Excerpted records:
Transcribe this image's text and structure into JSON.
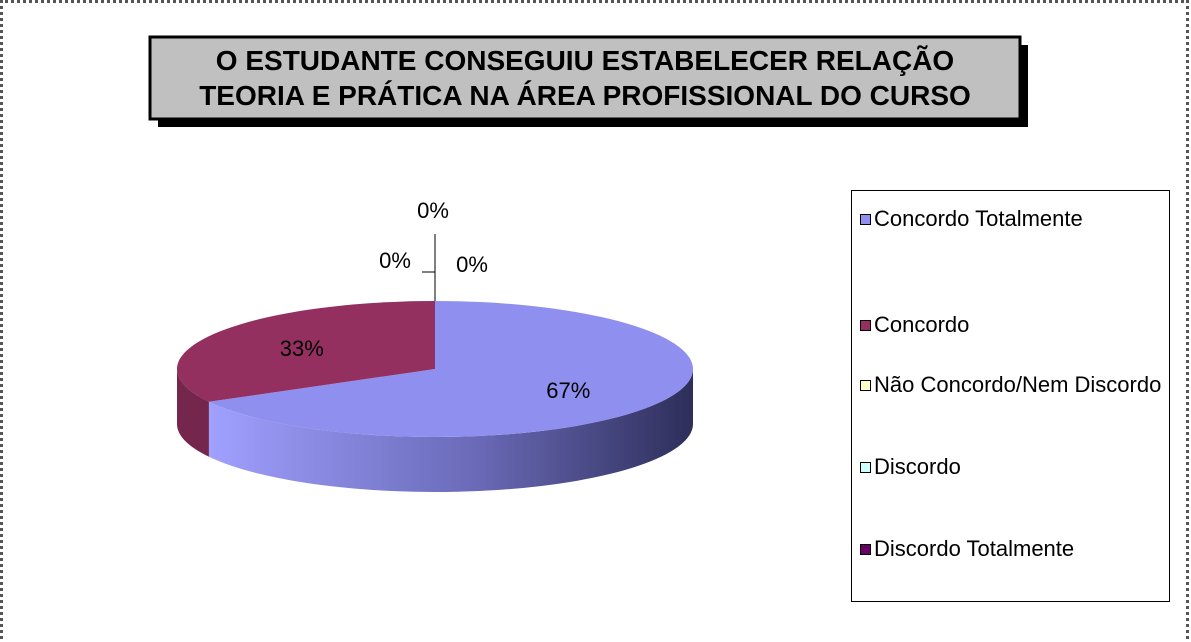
{
  "chart_data": {
    "type": "pie",
    "title": [
      "O ESTUDANTE CONSEGUIU ESTABELECER RELAÇÃO",
      "TEORIA E PRÁTICA NA ÁREA PROFISSIONAL DO CURSO"
    ],
    "categories": [
      "Concordo Totalmente",
      "Concordo",
      "Não Concordo/Nem Discordo",
      "Discordo",
      "Discordo Totalmente"
    ],
    "values": [
      67,
      33,
      0,
      0,
      0
    ],
    "value_labels": [
      "67%",
      "33%",
      "0%",
      "0%",
      "0%"
    ],
    "colors": [
      "#8f8fef",
      "#93305f",
      "#ffffcc",
      "#ccffff",
      "#660066"
    ],
    "legend": "right"
  }
}
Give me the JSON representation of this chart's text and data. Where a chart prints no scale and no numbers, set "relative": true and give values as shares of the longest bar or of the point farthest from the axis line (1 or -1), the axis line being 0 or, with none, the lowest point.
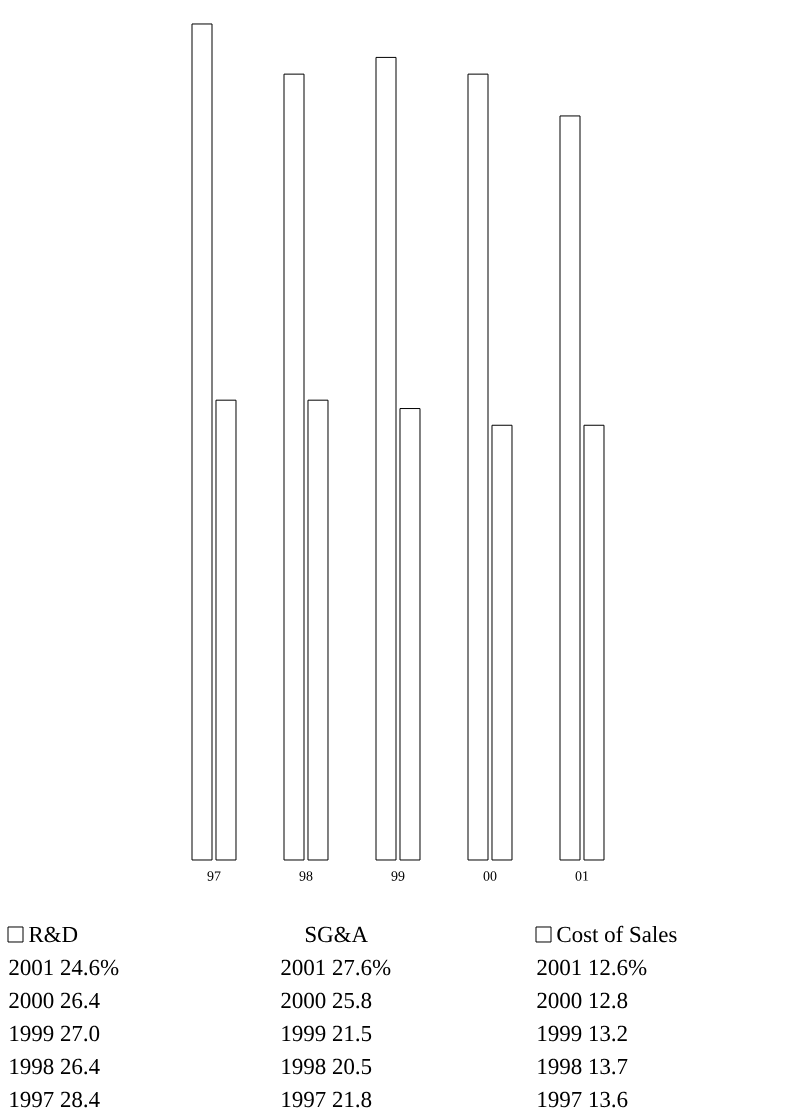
{
  "chart_data": {
    "type": "bar",
    "categories": [
      "97",
      "98",
      "99",
      "00",
      "01"
    ],
    "relative": true,
    "series": [
      {
        "name": "R&D",
        "color": "#ffffff",
        "values": [
          1,
          0.94,
          0.96,
          0.94,
          0.89
        ]
      },
      {
        "name": "Cost of Sales",
        "color": "#ffffff",
        "values": [
          0.55,
          0.55,
          0.54,
          0.52,
          0.52
        ]
      }
    ],
    "legend": "bottom",
    "annotations": [
      "SG&A",
      "2001 24.6%",
      "2000 26.4",
      "1999 27.0",
      "1998 26.4",
      "1997 28.4",
      "2001 27.6%",
      "2000 25.8",
      "1999 21.5",
      "1998 20.5",
      "1997 21.8",
      "2001 12.6%",
      "2000 12.8",
      "1999 13.2",
      "1998 13.7",
      "1997 13.6"
    ]
  }
}
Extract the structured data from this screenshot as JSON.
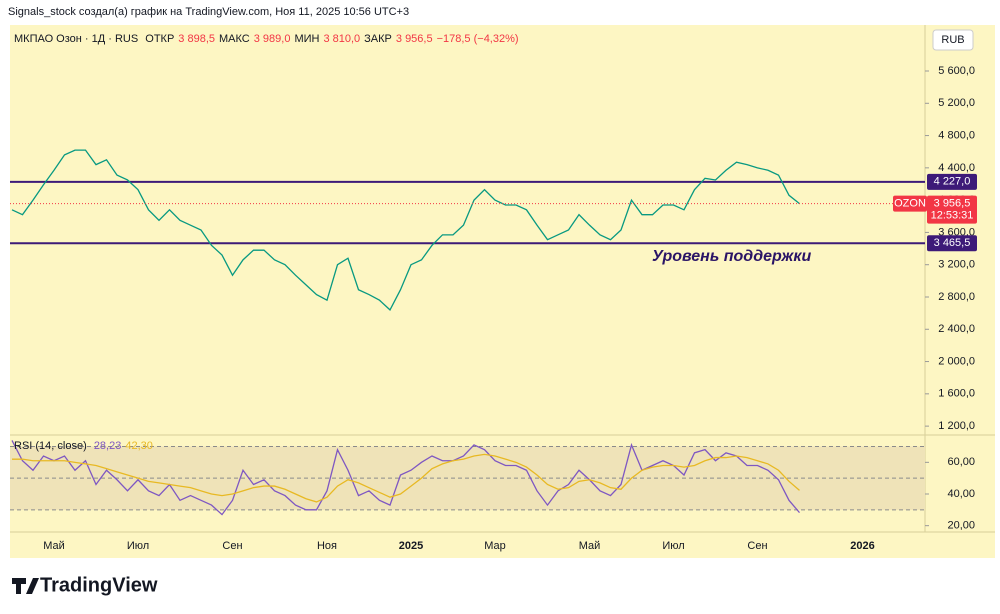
{
  "header": {
    "caption": "Signals_stock создал(а) график на TradingView.com, Ноя 11, 2025 10:56 UTC+3",
    "symbol": "МКПАО Озон · 1Д · RUS",
    "ohlc": [
      {
        "name": "ОТКР",
        "label": "3 898,5"
      },
      {
        "name": "МАКС",
        "label": "3 989,0"
      },
      {
        "name": "МИН",
        "label": "3 810,0"
      },
      {
        "name": "ЗАКР",
        "label": "3 956,5"
      }
    ],
    "change": "−178,5 (−4,32%)",
    "currency": "RUB",
    "logo": "TradingView"
  },
  "chart_data": [
    {
      "type": "line",
      "annotation": "Уровень поддержки",
      "categories": [
        null,
        null,
        null,
        null,
        "Май",
        null,
        null,
        null,
        null,
        null,
        null,
        null,
        "Июл",
        null,
        null,
        null,
        null,
        null,
        null,
        null,
        null,
        "Сен",
        null,
        null,
        null,
        null,
        null,
        null,
        null,
        null,
        "Ноя",
        null,
        null,
        null,
        null,
        null,
        null,
        null,
        "2025",
        null,
        null,
        null,
        null,
        null,
        null,
        null,
        "Мар",
        null,
        null,
        null,
        null,
        null,
        null,
        null,
        null,
        "Май",
        null,
        null,
        null,
        null,
        null,
        null,
        null,
        "Июл",
        null,
        null,
        null,
        null,
        null,
        null,
        null,
        "Сен",
        null,
        null,
        null,
        null,
        null,
        null,
        null,
        null,
        null,
        "2026",
        null,
        null,
        null,
        null,
        null
      ],
      "series": [
        {
          "name": "OZON",
          "color": "#089981",
          "values": [
            3880,
            3820,
            4000,
            4190,
            4370,
            4560,
            4620,
            4620,
            4440,
            4500,
            4310,
            4250,
            4130,
            3880,
            3750,
            3880,
            3750,
            3690,
            3630,
            3440,
            3320,
            3070,
            3260,
            3380,
            3380,
            3260,
            3200,
            3070,
            2950,
            2830,
            2760,
            3200,
            3280,
            2890,
            2830,
            2760,
            2640,
            2890,
            3200,
            3260,
            3440,
            3570,
            3570,
            3690,
            4000,
            4130,
            4000,
            3940,
            3940,
            3880,
            3690,
            3510,
            3570,
            3630,
            3820,
            3690,
            3570,
            3510,
            3630,
            4000,
            3820,
            3820,
            3940,
            3940,
            3880,
            4130,
            4270,
            4250,
            4370,
            4470,
            4440,
            4400,
            4370,
            4310,
            4060,
            3956.5,
            null,
            null,
            null,
            null,
            null,
            null,
            null,
            null,
            null,
            null,
            null
          ]
        }
      ],
      "levels": [
        {
          "value": 4227,
          "label": "4 227,0",
          "color": "#3d1a78"
        },
        {
          "value": 3465.5,
          "label": "3 465,5",
          "color": "#3d1a78"
        }
      ],
      "last": {
        "value": 3956.5,
        "label": "3 956,5",
        "symbol": "OZON",
        "countdown": "12:53:31",
        "color": "#f23645"
      },
      "ylim": [
        1090,
        6170
      ],
      "yticks": [
        {
          "value": 1200,
          "label": "1 200,0"
        },
        {
          "value": 1600,
          "label": "1 600,0"
        },
        {
          "value": 2000,
          "label": "2 000,0"
        },
        {
          "value": 2400,
          "label": "2 400,0"
        },
        {
          "value": 2800,
          "label": "2 800,0"
        },
        {
          "value": 3200,
          "label": "3 200,0"
        },
        {
          "value": 3600,
          "label": "3 600,0"
        },
        {
          "value": 4000,
          "label": "4 000,0"
        },
        {
          "value": 4400,
          "label": "4 400,0"
        },
        {
          "value": 4800,
          "label": "4 800,0"
        },
        {
          "value": 5200,
          "label": "5 200,0"
        },
        {
          "value": 5600,
          "label": "5 600,0"
        }
      ]
    },
    {
      "type": "line",
      "title": "RSI (14, close)",
      "series": [
        {
          "name": "RSI",
          "color": "#7e57c2",
          "value_label": "28,23",
          "values": [
            73.8,
            61,
            55,
            64,
            61,
            64,
            55,
            61,
            46,
            55,
            49,
            42,
            49,
            42,
            39,
            46,
            36,
            39,
            36,
            33,
            27,
            36,
            55,
            46,
            49,
            42,
            39,
            33,
            30,
            30,
            42,
            68,
            55,
            39,
            42,
            36,
            33,
            52,
            55,
            60,
            64,
            61,
            61,
            64,
            71,
            68,
            61,
            58,
            58,
            55,
            42,
            33,
            42,
            46,
            55,
            49,
            42,
            39,
            46,
            71,
            55,
            58,
            61,
            58,
            52,
            66,
            68,
            61,
            66,
            64,
            58,
            58,
            55,
            49,
            36,
            28.23
          ]
        },
        {
          "name": "MA",
          "color": "#e8b923",
          "value_label": "42,30",
          "values": [
            62,
            62,
            61,
            61,
            61,
            61,
            60,
            59,
            58,
            56,
            54,
            52,
            50,
            48,
            47,
            46,
            45,
            44,
            42,
            40,
            39,
            40,
            42,
            44,
            45,
            45,
            43,
            40,
            37,
            35,
            38,
            45,
            49,
            47,
            44,
            41,
            38,
            40,
            45,
            50,
            56,
            59,
            61,
            62,
            64,
            65,
            64,
            62,
            60,
            57,
            52,
            46,
            43,
            44,
            48,
            49,
            47,
            44,
            43,
            50,
            55,
            57,
            58,
            58,
            57,
            58,
            61,
            63,
            63,
            64,
            63,
            61,
            59,
            55,
            48,
            42.3
          ]
        }
      ],
      "bands": [
        70,
        50,
        30
      ],
      "ylim": [
        16,
        76
      ],
      "yticks": [
        {
          "value": 20,
          "label": "20,00"
        },
        {
          "value": 40,
          "label": "40,00"
        },
        {
          "value": 60,
          "label": "60,00"
        }
      ]
    }
  ]
}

Request: Extract all the data above exactly, excluding every picture.

Complete answer:
Transcribe this image's text and structure into JSON.
{
  "chart_data": {
    "type": "pie",
    "title": [
      "O ESTUDANTE CONSEGUIU ESTABELECER RELAÇÃO",
      "TEORIA E PRÁTICA NA ÁREA PROFISSIONAL DO CURSO"
    ],
    "categories": [
      "Concordo Totalmente",
      "Concordo",
      "Não Concordo/Nem Discordo",
      "Discordo",
      "Discordo Totalmente"
    ],
    "values": [
      67,
      33,
      0,
      0,
      0
    ],
    "value_labels": [
      "67%",
      "33%",
      "0%",
      "0%",
      "0%"
    ],
    "colors": [
      "#8f8fef",
      "#93305f",
      "#ffffcc",
      "#ccffff",
      "#660066"
    ],
    "legend": "right"
  }
}
Give me the JSON representation of this chart's text and data. Where a chart prints no scale and no numbers, set "relative": true and give values as shares of the longest bar or of the point farthest from the axis line (1 or -1), the axis line being 0 or, with none, the lowest point.
{
  "chart_data": {
    "type": "bar",
    "categories": [
      "97",
      "98",
      "99",
      "00",
      "01"
    ],
    "relative": true,
    "series": [
      {
        "name": "R&D",
        "color": "#ffffff",
        "values": [
          1,
          0.94,
          0.96,
          0.94,
          0.89
        ]
      },
      {
        "name": "Cost of Sales",
        "color": "#ffffff",
        "values": [
          0.55,
          0.55,
          0.54,
          0.52,
          0.52
        ]
      }
    ],
    "legend": "bottom",
    "annotations": [
      "SG&A",
      "2001 24.6%",
      "2000 26.4",
      "1999 27.0",
      "1998 26.4",
      "1997 28.4",
      "2001 27.6%",
      "2000 25.8",
      "1999 21.5",
      "1998 20.5",
      "1997 21.8",
      "2001 12.6%",
      "2000 12.8",
      "1999 13.2",
      "1998 13.7",
      "1997 13.6"
    ]
  }
}
Extract the structured data from this screenshot as JSON.
{
  "header": {
    "caption": "Signals_stock создал(а) график на TradingView.com, Ноя 11, 2025 10:56 UTC+3",
    "symbol": "МКПАО Озон · 1Д · RUS",
    "ohlc": [
      {
        "name": "ОТКР",
        "label": "3 898,5"
      },
      {
        "name": "МАКС",
        "label": "3 989,0"
      },
      {
        "name": "МИН",
        "label": "3 810,0"
      },
      {
        "name": "ЗАКР",
        "label": "3 956,5"
      }
    ],
    "change": "−178,5 (−4,32%)",
    "currency": "RUB",
    "logo": "TradingView"
  },
  "chart_data": [
    {
      "type": "line",
      "annotation": "Уровень поддержки",
      "categories": [
        null,
        null,
        null,
        null,
        "Май",
        null,
        null,
        null,
        null,
        null,
        null,
        null,
        "Июл",
        null,
        null,
        null,
        null,
        null,
        null,
        null,
        null,
        "Сен",
        null,
        null,
        null,
        null,
        null,
        null,
        null,
        null,
        "Ноя",
        null,
        null,
        null,
        null,
        null,
        null,
        null,
        "2025",
        null,
        null,
        null,
        null,
        null,
        null,
        null,
        "Мар",
        null,
        null,
        null,
        null,
        null,
        null,
        null,
        null,
        "Май",
        null,
        null,
        null,
        null,
        null,
        null,
        null,
        "Июл",
        null,
        null,
        null,
        null,
        null,
        null,
        null,
        "Сен",
        null,
        null,
        null,
        null,
        null,
        null,
        null,
        null,
        null,
        "2026",
        null,
        null,
        null,
        null,
        null
      ],
      "series": [
        {
          "name": "OZON",
          "color": "#089981",
          "values": [
            3880,
            3820,
            4000,
            4190,
            4370,
            4560,
            4620,
            4620,
            4440,
            4500,
            4310,
            4250,
            4130,
            3880,
            3750,
            3880,
            3750,
            3690,
            3630,
            3440,
            3320,
            3070,
            3260,
            3380,
            3380,
            3260,
            3200,
            3070,
            2950,
            2830,
            2760,
            3200,
            3280,
            2890,
            2830,
            2760,
            2640,
            2890,
            3200,
            3260,
            3440,
            3570,
            3570,
            3690,
            4000,
            4130,
            4000,
            3940,
            3940,
            3880,
            3690,
            3510,
            3570,
            3630,
            3820,
            3690,
            3570,
            3510,
            3630,
            4000,
            3820,
            3820,
            3940,
            3940,
            3880,
            4130,
            4270,
            4250,
            4370,
            4470,
            4440,
            4400,
            4370,
            4310,
            4060,
            3956.5,
            null,
            null,
            null,
            null,
            null,
            null,
            null,
            null,
            null,
            null,
            null
          ]
        }
      ],
      "levels": [
        {
          "value": 4227,
          "label": "4 227,0",
          "color": "#3d1a78"
        },
        {
          "value": 3465.5,
          "label": "3 465,5",
          "color": "#3d1a78"
        }
      ],
      "last": {
        "value": 3956.5,
        "label": "3 956,5",
        "symbol": "OZON",
        "countdown": "12:53:31",
        "color": "#f23645"
      },
      "ylim": [
        1090,
        6170
      ],
      "yticks": [
        {
          "value": 1200,
          "label": "1 200,0"
        },
        {
          "value": 1600,
          "label": "1 600,0"
        },
        {
          "value": 2000,
          "label": "2 000,0"
        },
        {
          "value": 2400,
          "label": "2 400,0"
        },
        {
          "value": 2800,
          "label": "2 800,0"
        },
        {
          "value": 3200,
          "label": "3 200,0"
        },
        {
          "value": 3600,
          "label": "3 600,0"
        },
        {
          "value": 4000,
          "label": "4 000,0"
        },
        {
          "value": 4400,
          "label": "4 400,0"
        },
        {
          "value": 4800,
          "label": "4 800,0"
        },
        {
          "value": 5200,
          "label": "5 200,0"
        },
        {
          "value": 5600,
          "label": "5 600,0"
        }
      ]
    },
    {
      "type": "line",
      "title": "RSI (14, close)",
      "series": [
        {
          "name": "RSI",
          "color": "#7e57c2",
          "value_label": "28,23",
          "values": [
            73.8,
            61,
            55,
            64,
            61,
            64,
            55,
            61,
            46,
            55,
            49,
            42,
            49,
            42,
            39,
            46,
            36,
            39,
            36,
            33,
            27,
            36,
            55,
            46,
            49,
            42,
            39,
            33,
            30,
            30,
            42,
            68,
            55,
            39,
            42,
            36,
            33,
            52,
            55,
            60,
            64,
            61,
            61,
            64,
            71,
            68,
            61,
            58,
            58,
            55,
            42,
            33,
            42,
            46,
            55,
            49,
            42,
            39,
            46,
            71,
            55,
            58,
            61,
            58,
            52,
            66,
            68,
            61,
            66,
            64,
            58,
            58,
            55,
            49,
            36,
            28.23
          ]
        },
        {
          "name": "MA",
          "color": "#e8b923",
          "value_label": "42,30",
          "values": [
            62,
            62,
            61,
            61,
            61,
            61,
            60,
            59,
            58,
            56,
            54,
            52,
            50,
            48,
            47,
            46,
            45,
            44,
            42,
            40,
            39,
            40,
            42,
            44,
            45,
            45,
            43,
            40,
            37,
            35,
            38,
            45,
            49,
            47,
            44,
            41,
            38,
            40,
            45,
            50,
            56,
            59,
            61,
            62,
            64,
            65,
            64,
            62,
            60,
            57,
            52,
            46,
            43,
            44,
            48,
            49,
            47,
            44,
            43,
            50,
            55,
            57,
            58,
            58,
            57,
            58,
            61,
            63,
            63,
            64,
            63,
            61,
            59,
            55,
            48,
            42.3
          ]
        }
      ],
      "bands": [
        70,
        50,
        30
      ],
      "ylim": [
        16,
        76
      ],
      "yticks": [
        {
          "value": 20,
          "label": "20,00"
        },
        {
          "value": 40,
          "label": "40,00"
        },
        {
          "value": 60,
          "label": "60,00"
        }
      ]
    }
  ]
}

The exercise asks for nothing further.